WRITTEN EXERCISE -
Which lines contain the word "State"? Return each of them as written.
▼
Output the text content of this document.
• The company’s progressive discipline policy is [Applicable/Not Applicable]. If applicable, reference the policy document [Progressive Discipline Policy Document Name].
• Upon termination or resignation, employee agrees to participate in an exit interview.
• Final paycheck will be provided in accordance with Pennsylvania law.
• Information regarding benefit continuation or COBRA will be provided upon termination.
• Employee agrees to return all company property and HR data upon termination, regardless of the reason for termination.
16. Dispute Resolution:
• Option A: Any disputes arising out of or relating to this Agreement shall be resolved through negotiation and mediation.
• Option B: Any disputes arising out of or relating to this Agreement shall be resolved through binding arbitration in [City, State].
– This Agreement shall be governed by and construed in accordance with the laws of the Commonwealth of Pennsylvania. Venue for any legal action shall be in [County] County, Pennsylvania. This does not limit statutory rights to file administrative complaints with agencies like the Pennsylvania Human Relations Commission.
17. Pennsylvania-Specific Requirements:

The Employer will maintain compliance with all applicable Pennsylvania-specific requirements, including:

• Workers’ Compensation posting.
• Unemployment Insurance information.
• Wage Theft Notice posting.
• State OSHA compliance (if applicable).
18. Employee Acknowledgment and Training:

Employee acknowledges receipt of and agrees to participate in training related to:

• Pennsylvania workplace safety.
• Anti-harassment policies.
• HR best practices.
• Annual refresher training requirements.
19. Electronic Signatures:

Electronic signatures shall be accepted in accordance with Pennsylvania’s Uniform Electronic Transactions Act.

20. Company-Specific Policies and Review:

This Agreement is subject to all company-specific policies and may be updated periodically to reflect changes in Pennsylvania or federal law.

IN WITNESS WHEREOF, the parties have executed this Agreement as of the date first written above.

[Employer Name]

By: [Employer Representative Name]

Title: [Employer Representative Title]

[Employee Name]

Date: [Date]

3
▲
IN RESPONSE -
• Option B: Any disputes arising out of or relating to this Agreement shall be resolved through binding arbitration in [City, State].
• State OSHA compliance (if applicable).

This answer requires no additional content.